─── RECORDS FOR THE EXERCISE

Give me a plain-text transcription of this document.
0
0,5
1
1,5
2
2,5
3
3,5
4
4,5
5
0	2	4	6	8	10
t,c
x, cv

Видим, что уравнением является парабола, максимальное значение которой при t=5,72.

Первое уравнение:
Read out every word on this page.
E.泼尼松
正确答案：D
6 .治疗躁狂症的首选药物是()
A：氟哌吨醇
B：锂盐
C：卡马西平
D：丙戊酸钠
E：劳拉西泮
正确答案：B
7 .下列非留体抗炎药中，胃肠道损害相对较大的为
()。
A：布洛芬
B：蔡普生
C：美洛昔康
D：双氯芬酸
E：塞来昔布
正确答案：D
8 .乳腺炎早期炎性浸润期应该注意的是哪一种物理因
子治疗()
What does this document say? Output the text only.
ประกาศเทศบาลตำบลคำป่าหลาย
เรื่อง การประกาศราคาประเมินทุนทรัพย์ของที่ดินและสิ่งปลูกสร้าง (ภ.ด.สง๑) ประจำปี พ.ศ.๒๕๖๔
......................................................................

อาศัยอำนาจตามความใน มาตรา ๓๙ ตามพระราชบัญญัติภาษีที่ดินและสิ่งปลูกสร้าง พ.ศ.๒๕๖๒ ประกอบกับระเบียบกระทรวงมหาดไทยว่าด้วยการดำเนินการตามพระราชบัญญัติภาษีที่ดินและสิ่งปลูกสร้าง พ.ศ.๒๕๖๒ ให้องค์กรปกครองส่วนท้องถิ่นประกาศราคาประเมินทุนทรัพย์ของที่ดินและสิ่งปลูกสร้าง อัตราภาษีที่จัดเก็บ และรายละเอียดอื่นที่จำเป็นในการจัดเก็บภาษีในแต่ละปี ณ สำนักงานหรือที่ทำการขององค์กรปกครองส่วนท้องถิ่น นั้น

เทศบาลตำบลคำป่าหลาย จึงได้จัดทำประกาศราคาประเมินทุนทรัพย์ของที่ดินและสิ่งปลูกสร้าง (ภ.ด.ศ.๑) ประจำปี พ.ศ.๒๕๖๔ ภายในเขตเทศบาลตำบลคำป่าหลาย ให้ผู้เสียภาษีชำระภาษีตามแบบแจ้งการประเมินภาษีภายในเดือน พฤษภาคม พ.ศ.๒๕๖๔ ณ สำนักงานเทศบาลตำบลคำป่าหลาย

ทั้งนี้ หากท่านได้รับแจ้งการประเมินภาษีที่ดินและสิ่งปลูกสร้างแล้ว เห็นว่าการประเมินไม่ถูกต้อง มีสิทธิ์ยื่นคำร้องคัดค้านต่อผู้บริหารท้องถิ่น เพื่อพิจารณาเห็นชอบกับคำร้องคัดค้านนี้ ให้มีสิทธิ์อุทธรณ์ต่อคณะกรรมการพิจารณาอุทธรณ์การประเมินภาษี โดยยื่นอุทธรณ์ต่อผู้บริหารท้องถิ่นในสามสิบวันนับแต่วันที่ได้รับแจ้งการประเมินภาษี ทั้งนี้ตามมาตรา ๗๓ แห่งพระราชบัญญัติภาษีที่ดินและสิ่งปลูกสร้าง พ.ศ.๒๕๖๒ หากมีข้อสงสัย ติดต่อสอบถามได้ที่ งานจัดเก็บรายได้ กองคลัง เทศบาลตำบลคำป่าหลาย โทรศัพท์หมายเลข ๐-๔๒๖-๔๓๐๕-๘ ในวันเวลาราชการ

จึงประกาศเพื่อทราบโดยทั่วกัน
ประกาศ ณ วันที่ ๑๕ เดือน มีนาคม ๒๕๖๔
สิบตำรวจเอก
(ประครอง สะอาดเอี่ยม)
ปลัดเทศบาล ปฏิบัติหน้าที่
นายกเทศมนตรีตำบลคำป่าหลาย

──────

Using the records given above, list every line that includes the word "ประจำป".

- _FINAL RESULT_:
เรื่อง การประกาศราคาประเมินทุนทรัพย์ของที่ดินและสิ่งปลูกสร้าง (ภ.ด.สง๑) ประจำปี พ.ศ.๒๕๖๔
เทศบาลตำบลคำป่าหลาย จึงได้จัดทำประกาศราคาประเมินทุนทรัพย์ของที่ดินและสิ่งปลูกสร้าง (ภ.ด.ศ.๑) ประจำปี พ.ศ.๒๕๖๔ ภายในเขตเทศบาลตำบลคำป่าหลาย ให้ผู้เสียภาษีชำระภาษีตามแบบแจ้งการประเมินภาษีภายในเดือน พฤษภาคม พ.ศ.๒๕๖๔ ณ สำนักงานเทศบาลตำบลคำป่าหลาย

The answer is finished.